• **Description of the task**
Count the lines below that contain the word "date" and give only that number.

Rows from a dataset
--*--
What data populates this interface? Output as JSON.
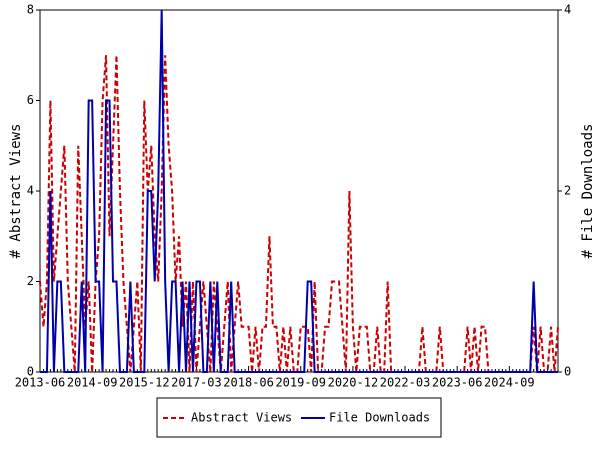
{
  "chart_data": {
    "type": "line",
    "y_label": "# Abstract Views",
    "y2_label": "# File Downloads",
    "categories": [
      "2013-06",
      null,
      null,
      null,
      null,
      null,
      null,
      null,
      null,
      null,
      null,
      null,
      null,
      null,
      null,
      "2014-09",
      null,
      null,
      null,
      null,
      null,
      null,
      null,
      null,
      null,
      null,
      null,
      null,
      null,
      null,
      "2015-12",
      null,
      null,
      null,
      null,
      null,
      null,
      null,
      null,
      null,
      null,
      null,
      null,
      null,
      null,
      "2017-03",
      null,
      null,
      null,
      null,
      null,
      null,
      null,
      null,
      null,
      null,
      null,
      null,
      null,
      null,
      "2018-06",
      null,
      null,
      null,
      null,
      null,
      null,
      null,
      null,
      null,
      null,
      null,
      null,
      null,
      null,
      "2019-09",
      null,
      null,
      null,
      null,
      null,
      null,
      null,
      null,
      null,
      null,
      null,
      null,
      null,
      null,
      "2020-12",
      null,
      null,
      null,
      null,
      null,
      null,
      null,
      null,
      null,
      null,
      null,
      null,
      null,
      null,
      "2022-03",
      null,
      null,
      null,
      null,
      null,
      null,
      null,
      null,
      null,
      null,
      null,
      null,
      null,
      null,
      "2023-06",
      null,
      null,
      null,
      null,
      null,
      null,
      null,
      null,
      null,
      null,
      null,
      null,
      null,
      null,
      "2024-09",
      null,
      null,
      null,
      null,
      null,
      null,
      null,
      null,
      null,
      null,
      null,
      null,
      null,
      null
    ],
    "series": [
      {
        "name": "Abstract Views",
        "color": "#cc0000",
        "dash": true,
        "values": [
          2,
          1,
          2,
          6,
          2,
          3,
          4,
          5,
          2,
          1,
          0,
          5,
          3,
          1,
          2,
          0,
          2,
          3,
          6,
          7,
          3,
          5,
          7,
          4,
          2,
          1,
          0,
          1,
          2,
          0,
          6,
          4,
          5,
          3,
          2,
          4,
          7,
          5,
          4,
          2,
          3,
          1,
          2,
          0,
          2,
          0,
          1,
          2,
          1,
          0,
          2,
          1,
          0,
          1,
          2,
          0,
          1,
          2,
          1,
          1,
          1,
          0,
          1,
          0,
          1,
          1,
          3,
          1,
          1,
          0,
          1,
          0,
          1,
          0,
          0,
          1,
          1,
          1,
          0,
          2,
          0,
          0,
          1,
          1,
          2,
          2,
          2,
          1,
          0,
          4,
          1,
          0,
          1,
          1,
          1,
          0,
          0,
          1,
          0,
          0,
          2,
          0,
          0,
          0,
          0,
          0,
          0,
          0,
          0,
          0,
          1,
          0,
          0,
          0,
          0,
          1,
          0,
          0,
          0,
          0,
          0,
          0,
          0,
          1,
          0,
          1,
          0,
          1,
          1,
          0,
          0,
          0,
          0,
          0,
          0,
          0,
          0,
          0,
          0,
          0,
          0,
          0,
          1,
          0,
          1,
          0,
          0,
          1,
          0,
          1
        ]
      },
      {
        "name": "File Downloads",
        "color": "#0000aa",
        "dash": false,
        "axis": "y2",
        "values": [
          0,
          0,
          0,
          2,
          0,
          1,
          1,
          0,
          0,
          0,
          0,
          0,
          1,
          0,
          3,
          3,
          1,
          1,
          0,
          3,
          3,
          1,
          1,
          0,
          0,
          0,
          1,
          0,
          0,
          0,
          0,
          2,
          2,
          1,
          2,
          4,
          1,
          0,
          1,
          1,
          0,
          1,
          0,
          1,
          0,
          1,
          1,
          0,
          0,
          1,
          0,
          1,
          0,
          0,
          0,
          1,
          0,
          0,
          0,
          0,
          0,
          0,
          0,
          0,
          0,
          0,
          0,
          0,
          0,
          0,
          0,
          0,
          0,
          0,
          0,
          0,
          0,
          1,
          1,
          0,
          0,
          0,
          0,
          0,
          0,
          0,
          0,
          0,
          0,
          0,
          0,
          0,
          0,
          0,
          0,
          0,
          0,
          0,
          0,
          0,
          0,
          0,
          0,
          0,
          0,
          0,
          0,
          0,
          0,
          0,
          0,
          0,
          0,
          0,
          0,
          0,
          0,
          0,
          0,
          0,
          0,
          0,
          0,
          0,
          0,
          0,
          0,
          0,
          0,
          0,
          0,
          0,
          0,
          0,
          0,
          0,
          0,
          0,
          0,
          0,
          0,
          0,
          1,
          0,
          0,
          0,
          0,
          0,
          0,
          0
        ]
      }
    ],
    "ylim": [
      0,
      8
    ],
    "yticks": [
      0,
      2,
      4,
      6,
      8
    ],
    "y2lim": [
      0,
      4
    ],
    "y2ticks": [
      0,
      2,
      4
    ],
    "legend": "bottom"
  }
}
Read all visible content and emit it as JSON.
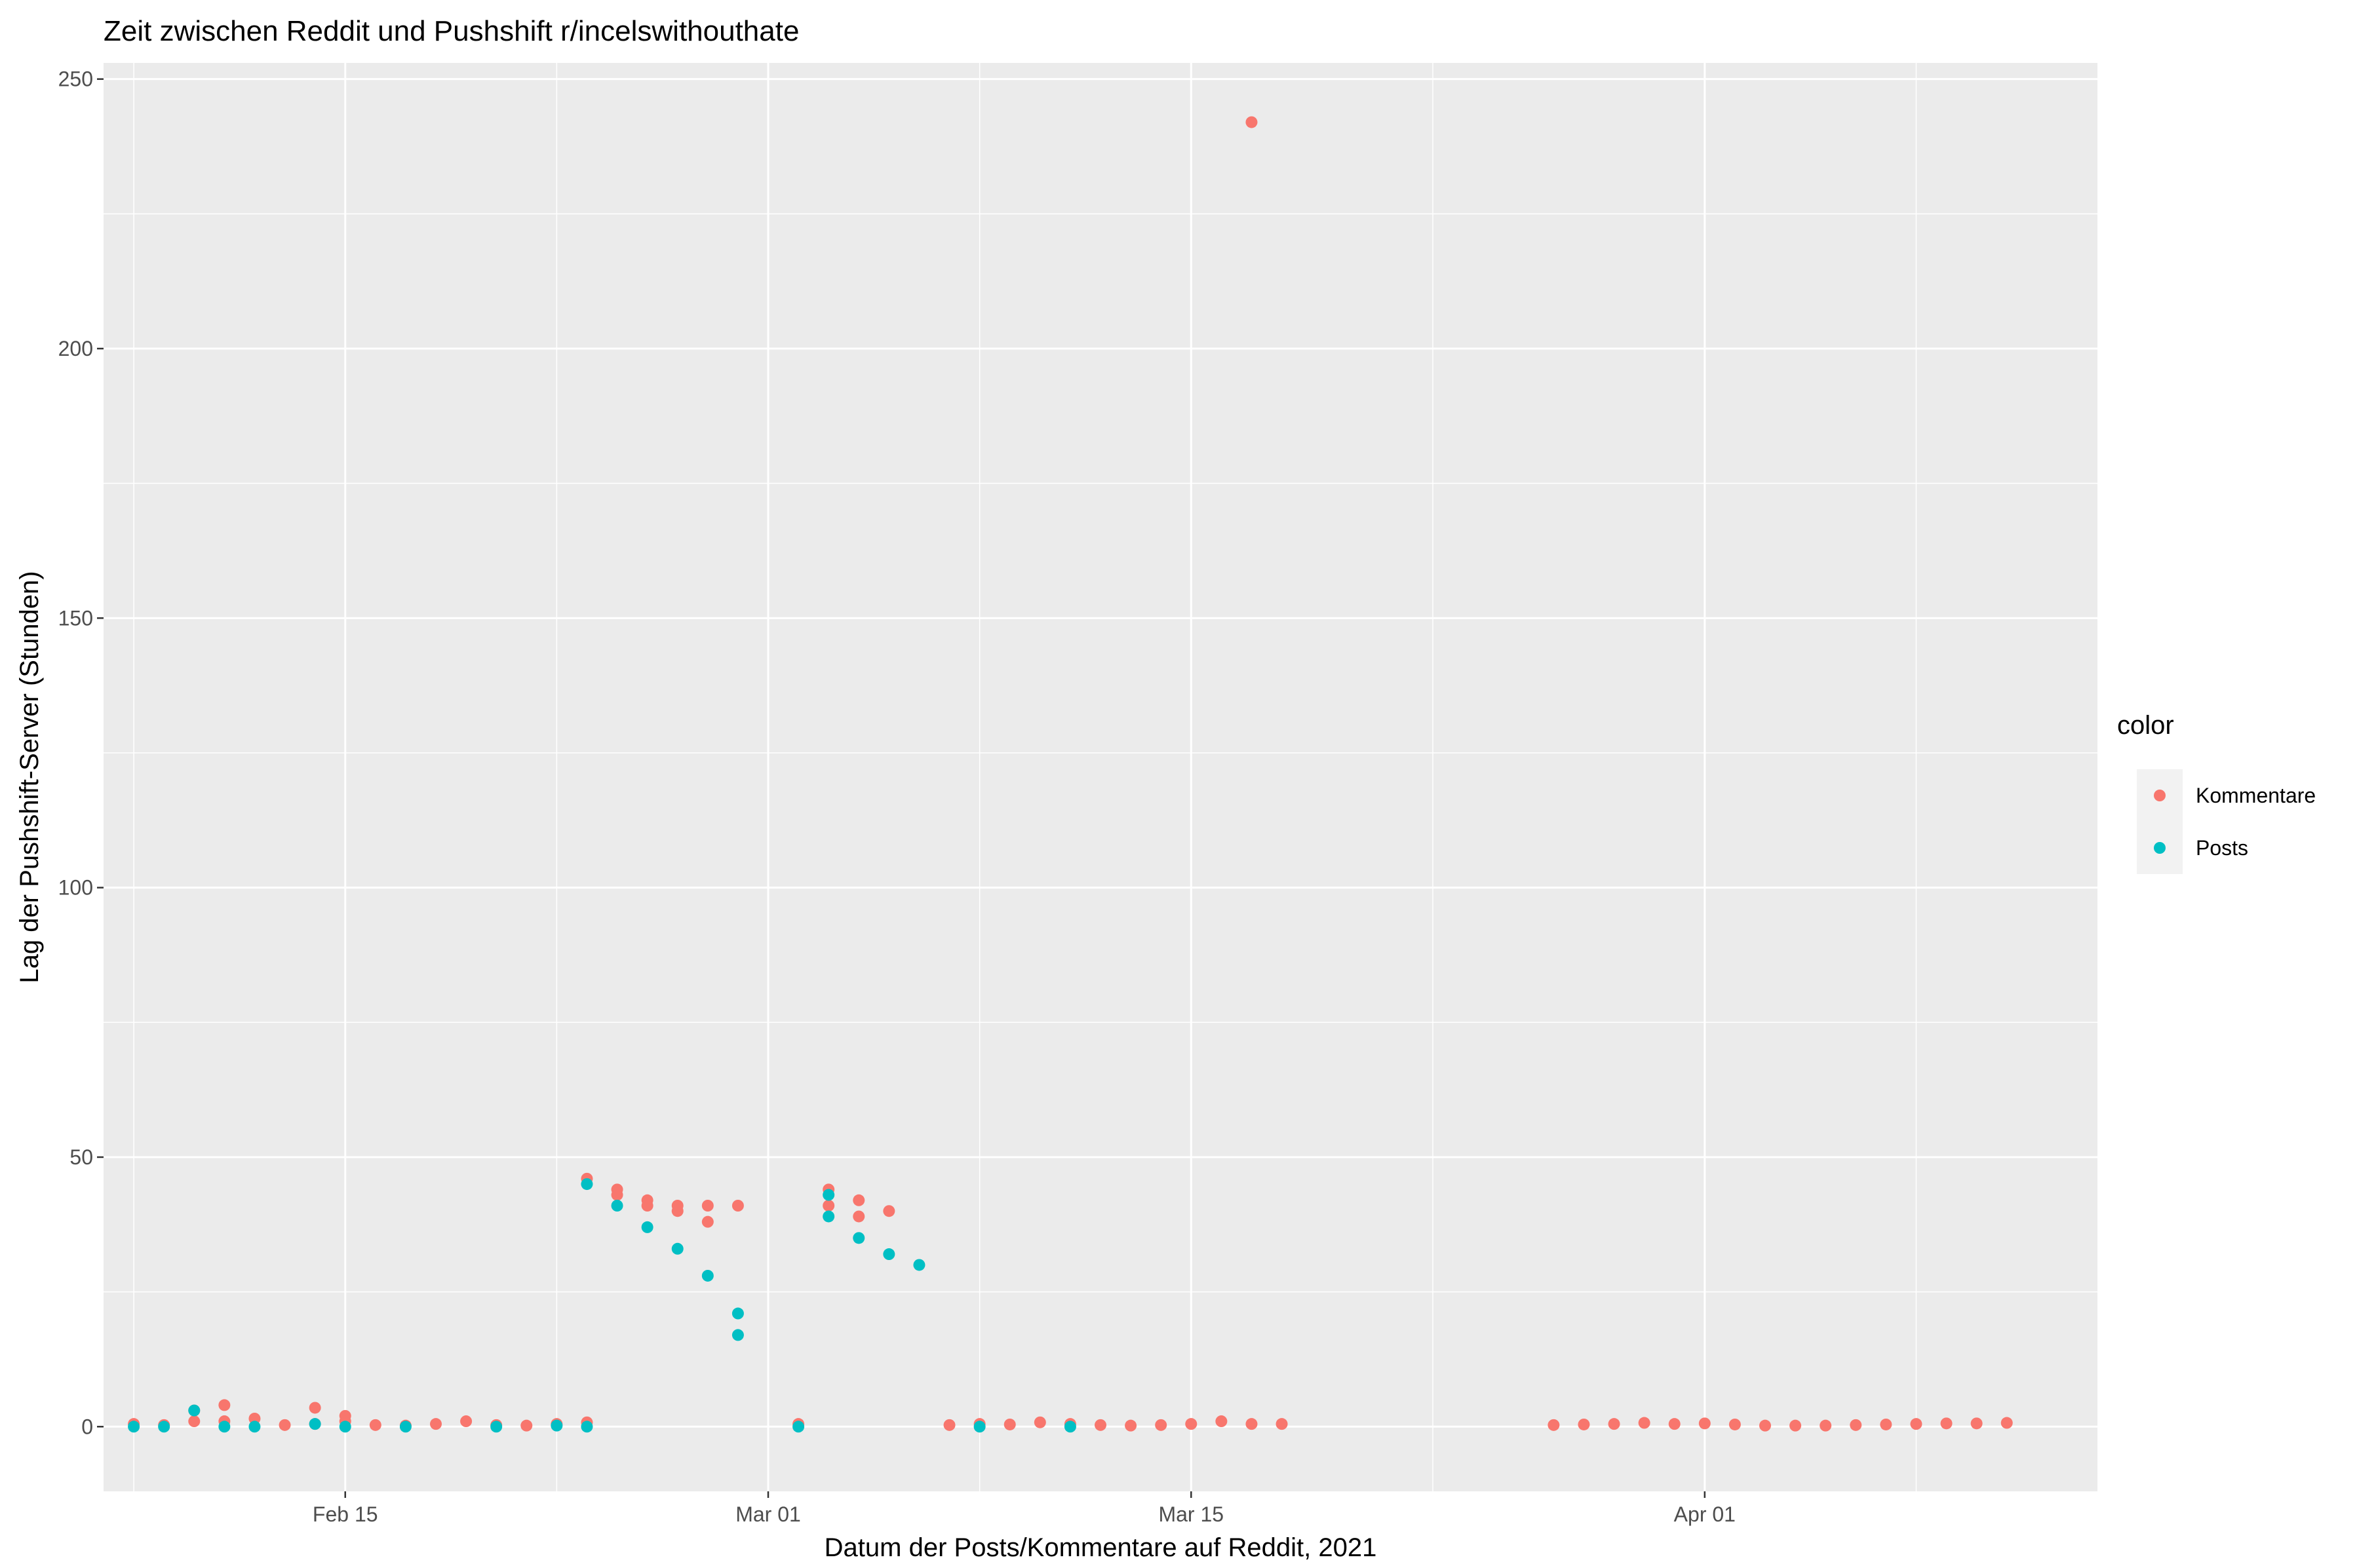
{
  "chart_data": {
    "type": "scatter",
    "title": "Zeit zwischen Reddit und Pushshift r/incelswithouthate",
    "xlabel": "Datum der Posts/Kommentare auf Reddit, 2021",
    "ylabel": "Lag der Pushshift-Server (Stunden)",
    "x_type": "date",
    "xlim": [
      "2021-02-07",
      "2021-04-14"
    ],
    "ylim": [
      -12,
      253
    ],
    "x_ticks": [
      {
        "date": "2021-02-15",
        "label": "Feb 15"
      },
      {
        "date": "2021-03-01",
        "label": "Mar 01"
      },
      {
        "date": "2021-03-15",
        "label": "Mar 15"
      },
      {
        "date": "2021-04-01",
        "label": "Apr 01"
      }
    ],
    "y_ticks": [
      0,
      50,
      100,
      150,
      200,
      250
    ],
    "grid": true,
    "legend": {
      "title": "color",
      "position": "right"
    },
    "series": [
      {
        "name": "Kommentare",
        "color": "#F8766D",
        "x": [
          "2021-02-08",
          "2021-02-09",
          "2021-02-10",
          "2021-02-10",
          "2021-02-11",
          "2021-02-11",
          "2021-02-12",
          "2021-02-13",
          "2021-02-14",
          "2021-02-14",
          "2021-02-15",
          "2021-02-15",
          "2021-02-16",
          "2021-02-17",
          "2021-02-18",
          "2021-02-19",
          "2021-02-20",
          "2021-02-21",
          "2021-02-22",
          "2021-02-23",
          "2021-02-23",
          "2021-02-24",
          "2021-02-24",
          "2021-02-25",
          "2021-02-25",
          "2021-02-26",
          "2021-02-26",
          "2021-02-27",
          "2021-02-27",
          "2021-02-28",
          "2021-03-02",
          "2021-03-03",
          "2021-03-03",
          "2021-03-04",
          "2021-03-04",
          "2021-03-05",
          "2021-03-07",
          "2021-03-08",
          "2021-03-09",
          "2021-03-10",
          "2021-03-11",
          "2021-03-12",
          "2021-03-13",
          "2021-03-14",
          "2021-03-15",
          "2021-03-16",
          "2021-03-17",
          "2021-03-17",
          "2021-03-18",
          "2021-03-27",
          "2021-03-28",
          "2021-03-29",
          "2021-03-30",
          "2021-03-31",
          "2021-04-01",
          "2021-04-02",
          "2021-04-03",
          "2021-04-04",
          "2021-04-05",
          "2021-04-06",
          "2021-04-07",
          "2021-04-08",
          "2021-04-09",
          "2021-04-10",
          "2021-04-11"
        ],
        "y": [
          0.5,
          0.3,
          3,
          1,
          4,
          1,
          1.5,
          0.3,
          0.5,
          3.5,
          1,
          2,
          0.3,
          0.2,
          0.5,
          1,
          0.3,
          0.2,
          0.5,
          0.8,
          46,
          43,
          44,
          41,
          42,
          40,
          41,
          38,
          41,
          41,
          0.5,
          44,
          41,
          42,
          39,
          40,
          0.3,
          0.5,
          0.4,
          0.8,
          0.5,
          0.3,
          0.2,
          0.3,
          0.5,
          1,
          0.5,
          242,
          0.5,
          0.3,
          0.4,
          0.5,
          0.7,
          0.5,
          0.6,
          0.4,
          0.2,
          0.2,
          0.2,
          0.3,
          0.4,
          0.5,
          0.6,
          0.6,
          0.7
        ]
      },
      {
        "name": "Posts",
        "color": "#00BFC4",
        "x": [
          "2021-02-08",
          "2021-02-09",
          "2021-02-10",
          "2021-02-11",
          "2021-02-12",
          "2021-02-14",
          "2021-02-15",
          "2021-02-17",
          "2021-02-20",
          "2021-02-22",
          "2021-02-23",
          "2021-02-23",
          "2021-02-24",
          "2021-02-25",
          "2021-02-26",
          "2021-02-27",
          "2021-02-28",
          "2021-02-28",
          "2021-03-02",
          "2021-03-03",
          "2021-03-03",
          "2021-03-04",
          "2021-03-05",
          "2021-03-06",
          "2021-03-08",
          "2021-03-11"
        ],
        "y": [
          0,
          0,
          3,
          0,
          0,
          0.5,
          0,
          0,
          0,
          0.2,
          0,
          45,
          41,
          37,
          33,
          28,
          21,
          17,
          0,
          43,
          39,
          35,
          32,
          30,
          0,
          0
        ]
      }
    ]
  }
}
--*--
• **Exercise result**
5